* Begin *

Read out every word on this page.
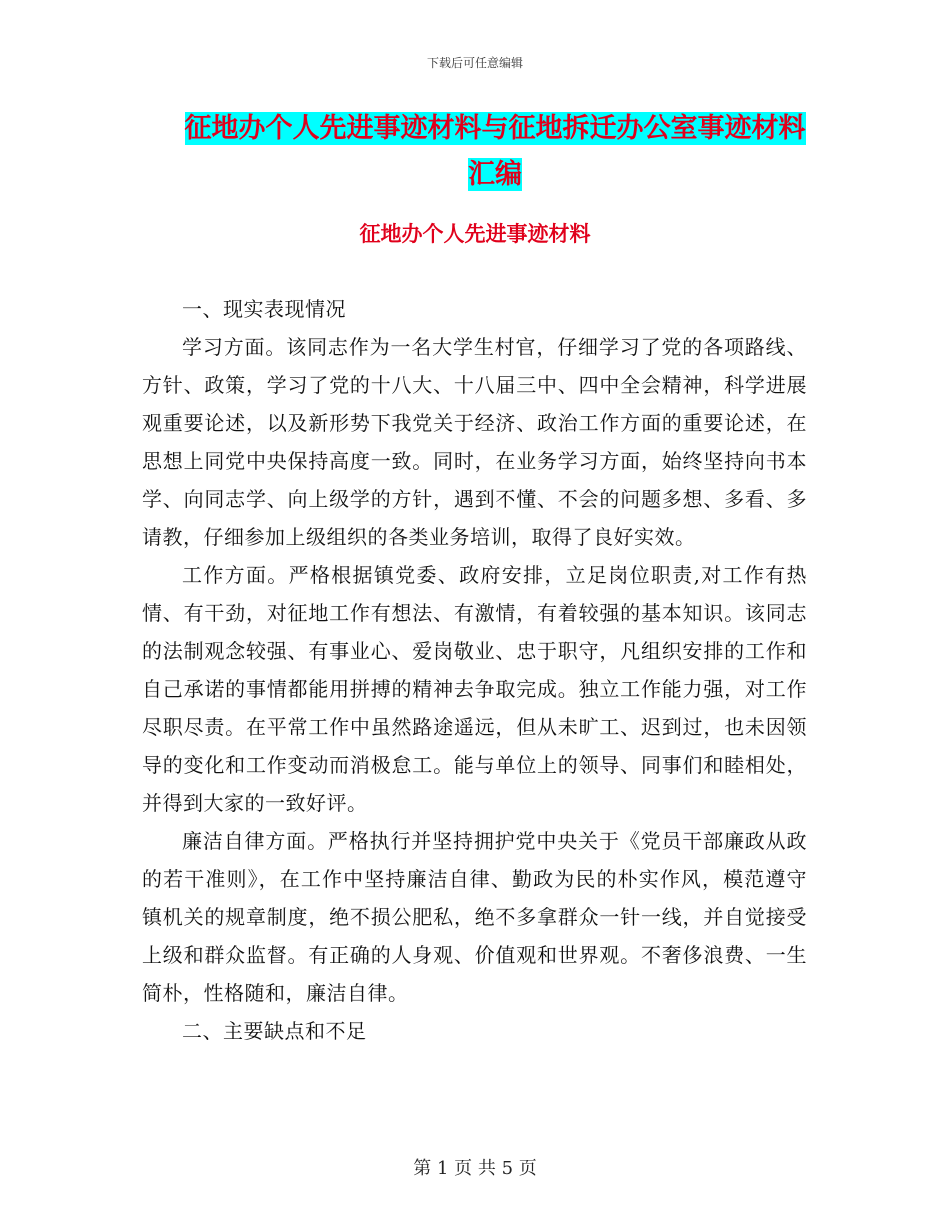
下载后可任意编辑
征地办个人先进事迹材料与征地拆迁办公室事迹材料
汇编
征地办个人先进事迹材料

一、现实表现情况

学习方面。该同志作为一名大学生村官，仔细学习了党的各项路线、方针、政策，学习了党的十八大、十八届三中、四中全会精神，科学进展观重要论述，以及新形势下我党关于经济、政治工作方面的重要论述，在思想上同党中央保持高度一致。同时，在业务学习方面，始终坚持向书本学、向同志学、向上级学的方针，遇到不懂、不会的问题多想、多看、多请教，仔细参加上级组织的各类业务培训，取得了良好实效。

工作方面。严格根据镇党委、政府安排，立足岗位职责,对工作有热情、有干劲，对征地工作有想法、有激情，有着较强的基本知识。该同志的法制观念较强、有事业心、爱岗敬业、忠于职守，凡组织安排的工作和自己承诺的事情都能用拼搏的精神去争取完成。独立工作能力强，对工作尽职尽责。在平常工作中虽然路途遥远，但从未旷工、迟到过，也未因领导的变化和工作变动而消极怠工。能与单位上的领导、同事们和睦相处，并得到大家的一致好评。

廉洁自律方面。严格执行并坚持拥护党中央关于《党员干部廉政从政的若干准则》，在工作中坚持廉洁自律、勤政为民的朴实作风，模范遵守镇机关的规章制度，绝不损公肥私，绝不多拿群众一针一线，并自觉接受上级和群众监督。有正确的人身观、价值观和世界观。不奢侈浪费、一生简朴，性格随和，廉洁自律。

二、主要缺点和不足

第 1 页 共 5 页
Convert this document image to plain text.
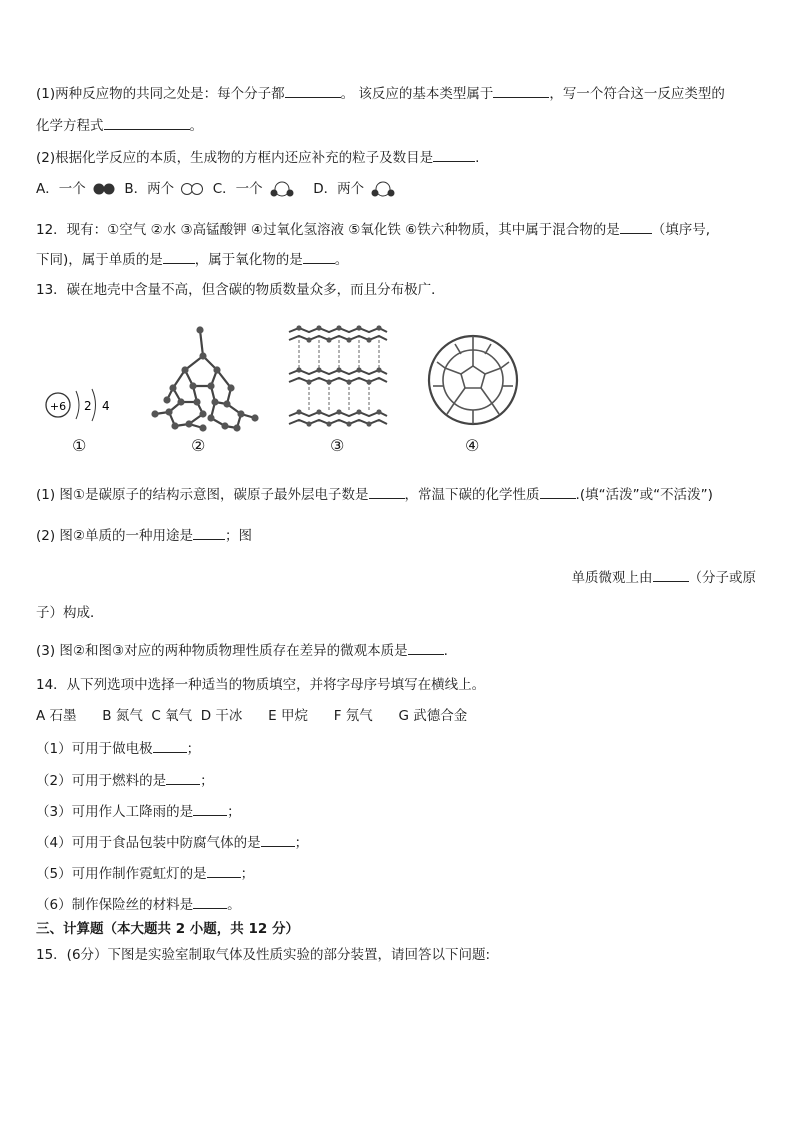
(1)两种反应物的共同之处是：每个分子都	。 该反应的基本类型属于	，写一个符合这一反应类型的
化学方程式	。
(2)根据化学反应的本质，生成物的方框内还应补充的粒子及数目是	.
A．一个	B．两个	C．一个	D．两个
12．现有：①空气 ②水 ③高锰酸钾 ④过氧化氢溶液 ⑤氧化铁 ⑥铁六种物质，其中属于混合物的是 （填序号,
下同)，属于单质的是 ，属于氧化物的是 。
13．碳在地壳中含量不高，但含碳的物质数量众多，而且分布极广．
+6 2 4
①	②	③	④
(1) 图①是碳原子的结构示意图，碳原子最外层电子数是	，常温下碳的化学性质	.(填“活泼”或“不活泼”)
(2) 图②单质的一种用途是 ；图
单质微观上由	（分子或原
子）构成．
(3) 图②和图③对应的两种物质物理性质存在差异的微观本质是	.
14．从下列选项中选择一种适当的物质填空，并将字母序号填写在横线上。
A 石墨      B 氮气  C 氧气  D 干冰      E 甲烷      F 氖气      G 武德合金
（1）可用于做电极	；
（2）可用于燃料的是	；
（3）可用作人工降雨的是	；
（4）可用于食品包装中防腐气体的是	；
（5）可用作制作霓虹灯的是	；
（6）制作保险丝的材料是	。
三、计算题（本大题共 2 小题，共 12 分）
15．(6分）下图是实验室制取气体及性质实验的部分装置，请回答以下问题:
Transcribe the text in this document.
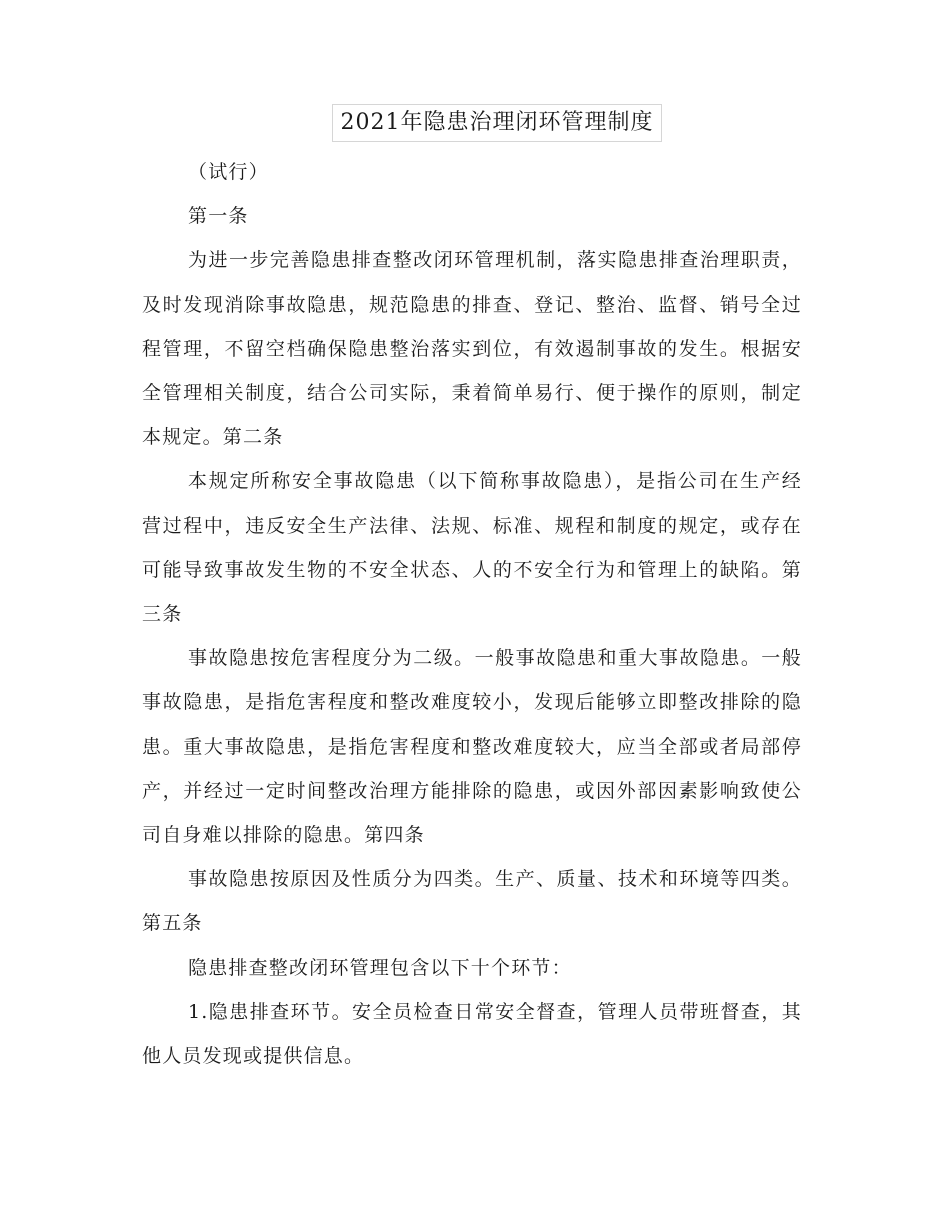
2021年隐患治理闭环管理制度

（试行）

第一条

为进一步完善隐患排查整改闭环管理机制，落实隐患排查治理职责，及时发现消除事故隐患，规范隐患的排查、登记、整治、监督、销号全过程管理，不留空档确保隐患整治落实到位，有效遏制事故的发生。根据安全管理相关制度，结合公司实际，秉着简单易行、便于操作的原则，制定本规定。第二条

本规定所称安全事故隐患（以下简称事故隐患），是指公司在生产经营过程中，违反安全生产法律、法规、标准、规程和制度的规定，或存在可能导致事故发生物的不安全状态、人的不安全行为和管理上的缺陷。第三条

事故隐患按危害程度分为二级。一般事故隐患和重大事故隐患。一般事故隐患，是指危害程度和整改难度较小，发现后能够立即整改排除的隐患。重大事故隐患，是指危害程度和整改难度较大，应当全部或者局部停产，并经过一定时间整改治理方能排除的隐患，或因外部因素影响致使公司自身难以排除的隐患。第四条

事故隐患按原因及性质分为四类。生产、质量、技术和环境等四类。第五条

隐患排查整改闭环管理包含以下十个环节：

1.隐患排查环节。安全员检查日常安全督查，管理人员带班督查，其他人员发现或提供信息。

* End *

■ REQUIRED TASK: Copy every line that contains the string "document".

■ WORKED ANSWER:
Convert this document image to plain text.
Transcribe the text in this document.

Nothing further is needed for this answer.